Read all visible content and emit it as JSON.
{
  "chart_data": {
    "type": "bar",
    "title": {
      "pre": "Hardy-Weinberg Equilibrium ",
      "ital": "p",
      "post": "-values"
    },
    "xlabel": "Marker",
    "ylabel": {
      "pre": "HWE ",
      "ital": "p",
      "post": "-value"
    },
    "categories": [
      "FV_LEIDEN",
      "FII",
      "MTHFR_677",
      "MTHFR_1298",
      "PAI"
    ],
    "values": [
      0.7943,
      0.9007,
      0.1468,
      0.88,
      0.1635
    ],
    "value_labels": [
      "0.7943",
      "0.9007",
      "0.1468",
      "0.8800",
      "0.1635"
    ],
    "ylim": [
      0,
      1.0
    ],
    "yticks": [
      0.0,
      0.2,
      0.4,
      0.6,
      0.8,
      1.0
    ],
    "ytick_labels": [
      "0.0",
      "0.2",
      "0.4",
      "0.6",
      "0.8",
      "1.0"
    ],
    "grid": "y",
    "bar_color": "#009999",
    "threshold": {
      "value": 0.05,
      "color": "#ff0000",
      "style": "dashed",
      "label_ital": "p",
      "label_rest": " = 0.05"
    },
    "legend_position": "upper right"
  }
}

◆ **Given exercise**
All of the data shown above must be copied exactly.

◆ **Written response**
Read all visible content and emit it as JSON.
{
  "chart_data": {
    "type": "bar",
    "title": {
      "pre": "Hardy-Weinberg Equilibrium ",
      "ital": "p",
      "post": "-values"
    },
    "xlabel": "Marker",
    "ylabel": {
      "pre": "HWE ",
      "ital": "p",
      "post": "-value"
    },
    "categories": [
      "FV_LEIDEN",
      "FII",
      "MTHFR_677",
      "MTHFR_1298",
      "PAI"
    ],
    "values": [
      0.7943,
      0.9007,
      0.1468,
      0.88,
      0.1635
    ],
    "value_labels": [
      "0.7943",
      "0.9007",
      "0.1468",
      "0.8800",
      "0.1635"
    ],
    "ylim": [
      0,
      1.0
    ],
    "yticks": [
      0.0,
      0.2,
      0.4,
      0.6,
      0.8,
      1.0
    ],
    "ytick_labels": [
      "0.0",
      "0.2",
      "0.4",
      "0.6",
      "0.8",
      "1.0"
    ],
    "grid": "y",
    "bar_color": "#009999",
    "threshold": {
      "value": 0.05,
      "color": "#ff0000",
      "style": "dashed",
      "label_ital": "p",
      "label_rest": " = 0.05"
    },
    "legend_position": "upper right"
  }
}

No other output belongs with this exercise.